_Directions:_ Each entry below must be repeated word for word.

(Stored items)
————
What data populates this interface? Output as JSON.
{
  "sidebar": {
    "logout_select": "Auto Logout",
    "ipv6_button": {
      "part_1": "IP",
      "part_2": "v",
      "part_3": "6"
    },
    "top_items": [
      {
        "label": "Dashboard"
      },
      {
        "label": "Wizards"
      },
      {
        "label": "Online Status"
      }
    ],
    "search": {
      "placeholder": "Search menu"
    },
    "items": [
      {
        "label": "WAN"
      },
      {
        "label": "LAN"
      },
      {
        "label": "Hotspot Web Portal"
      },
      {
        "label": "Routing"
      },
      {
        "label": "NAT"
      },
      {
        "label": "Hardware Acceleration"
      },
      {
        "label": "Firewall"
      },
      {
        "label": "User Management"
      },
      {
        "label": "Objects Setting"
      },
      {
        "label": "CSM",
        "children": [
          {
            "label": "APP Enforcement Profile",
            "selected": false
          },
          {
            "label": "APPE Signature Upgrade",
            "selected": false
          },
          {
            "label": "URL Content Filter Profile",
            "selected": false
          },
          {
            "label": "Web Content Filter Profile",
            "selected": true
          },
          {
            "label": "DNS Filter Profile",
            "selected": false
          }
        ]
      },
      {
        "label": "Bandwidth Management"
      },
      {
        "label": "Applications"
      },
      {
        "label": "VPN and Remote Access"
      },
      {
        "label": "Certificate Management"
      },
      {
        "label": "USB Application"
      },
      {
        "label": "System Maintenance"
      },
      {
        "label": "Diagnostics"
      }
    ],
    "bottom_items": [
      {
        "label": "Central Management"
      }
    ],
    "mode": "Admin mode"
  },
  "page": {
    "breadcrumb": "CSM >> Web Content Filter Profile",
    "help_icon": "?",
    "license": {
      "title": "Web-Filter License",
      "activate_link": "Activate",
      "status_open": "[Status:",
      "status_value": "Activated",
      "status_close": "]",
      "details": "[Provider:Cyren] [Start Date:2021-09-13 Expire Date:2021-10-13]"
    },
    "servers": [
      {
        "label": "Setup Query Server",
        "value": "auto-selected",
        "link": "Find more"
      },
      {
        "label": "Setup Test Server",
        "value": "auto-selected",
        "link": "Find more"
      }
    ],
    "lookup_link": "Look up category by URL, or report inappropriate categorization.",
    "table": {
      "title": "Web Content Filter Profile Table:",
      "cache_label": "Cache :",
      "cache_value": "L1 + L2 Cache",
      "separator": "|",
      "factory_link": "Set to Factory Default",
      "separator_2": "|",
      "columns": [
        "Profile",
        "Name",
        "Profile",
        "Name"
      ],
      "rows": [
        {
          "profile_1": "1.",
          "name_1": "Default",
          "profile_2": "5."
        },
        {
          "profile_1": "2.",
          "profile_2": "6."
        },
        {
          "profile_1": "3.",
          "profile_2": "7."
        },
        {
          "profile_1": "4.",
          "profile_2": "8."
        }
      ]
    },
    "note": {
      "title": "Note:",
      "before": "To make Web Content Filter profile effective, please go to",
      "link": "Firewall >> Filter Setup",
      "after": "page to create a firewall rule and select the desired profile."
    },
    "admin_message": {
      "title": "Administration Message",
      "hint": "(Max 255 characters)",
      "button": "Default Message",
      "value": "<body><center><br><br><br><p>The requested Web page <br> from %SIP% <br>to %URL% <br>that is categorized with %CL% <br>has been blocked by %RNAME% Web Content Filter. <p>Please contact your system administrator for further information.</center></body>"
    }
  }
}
————
_Answer for the task:_
What data populates this interface? Output as JSON.
{
  "sidebar": {
    "logout_select": "Auto Logout",
    "ipv6_button": {
      "part_1": "IP",
      "part_2": "v",
      "part_3": "6"
    },
    "top_items": [
      {
        "label": "Dashboard"
      },
      {
        "label": "Wizards"
      },
      {
        "label": "Online Status"
      }
    ],
    "search": {
      "placeholder": "Search menu"
    },
    "items": [
      {
        "label": "WAN"
      },
      {
        "label": "LAN"
      },
      {
        "label": "Hotspot Web Portal"
      },
      {
        "label": "Routing"
      },
      {
        "label": "NAT"
      },
      {
        "label": "Hardware Acceleration"
      },
      {
        "label": "Firewall"
      },
      {
        "label": "User Management"
      },
      {
        "label": "Objects Setting"
      },
      {
        "label": "CSM",
        "children": [
          {
            "label": "APP Enforcement Profile",
            "selected": false
          },
          {
            "label": "APPE Signature Upgrade",
            "selected": false
          },
          {
            "label": "URL Content Filter Profile",
            "selected": false
          },
          {
            "label": "Web Content Filter Profile",
            "selected": true
          },
          {
            "label": "DNS Filter Profile",
            "selected": false
          }
        ]
      },
      {
        "label": "Bandwidth Management"
      },
      {
        "label": "Applications"
      },
      {
        "label": "VPN and Remote Access"
      },
      {
        "label": "Certificate Management"
      },
      {
        "label": "USB Application"
      },
      {
        "label": "System Maintenance"
      },
      {
        "label": "Diagnostics"
      }
    ],
    "bottom_items": [
      {
        "label": "Central Management"
      }
    ],
    "mode": "Admin mode"
  },
  "page": {
    "breadcrumb": "CSM >> Web Content Filter Profile",
    "help_icon": "?",
    "license": {
      "title": "Web-Filter License",
      "activate_link": "Activate",
      "status_open": "[Status:",
      "status_value": "Activated",
      "status_close": "]",
      "details": "[Provider:Cyren] [Start Date:2021-09-13 Expire Date:2021-10-13]"
    },
    "servers": [
      {
        "label": "Setup Query Server",
        "value": "auto-selected",
        "link": "Find more"
      },
      {
        "label": "Setup Test Server",
        "value": "auto-selected",
        "link": "Find more"
      }
    ],
    "lookup_link": "Look up category by URL, or report inappropriate categorization.",
    "table": {
      "title": "Web Content Filter Profile Table:",
      "cache_label": "Cache :",
      "cache_value": "L1 + L2 Cache",
      "separator": "|",
      "factory_link": "Set to Factory Default",
      "separator_2": "|",
      "columns": [
        "Profile",
        "Name",
        "Profile",
        "Name"
      ],
      "rows": [
        {
          "profile_1": "1.",
          "name_1": "Default",
          "profile_2": "5."
        },
        {
          "profile_1": "2.",
          "profile_2": "6."
        },
        {
          "profile_1": "3.",
          "profile_2": "7."
        },
        {
          "profile_1": "4.",
          "profile_2": "8."
        }
      ]
    },
    "note": {
      "title": "Note:",
      "before": "To make Web Content Filter profile effective, please go to",
      "link": "Firewall >> Filter Setup",
      "after": "page to create a firewall rule and select the desired profile."
    },
    "admin_message": {
      "title": "Administration Message",
      "hint": "(Max 255 characters)",
      "button": "Default Message",
      "value": "<body><center><br><br><br><p>The requested Web page <br> from %SIP% <br>to %URL% <br>that is categorized with %CL% <br>has been blocked by %RNAME% Web Content Filter. <p>Please contact your system administrator for further information.</center></body>"
    }
  }
}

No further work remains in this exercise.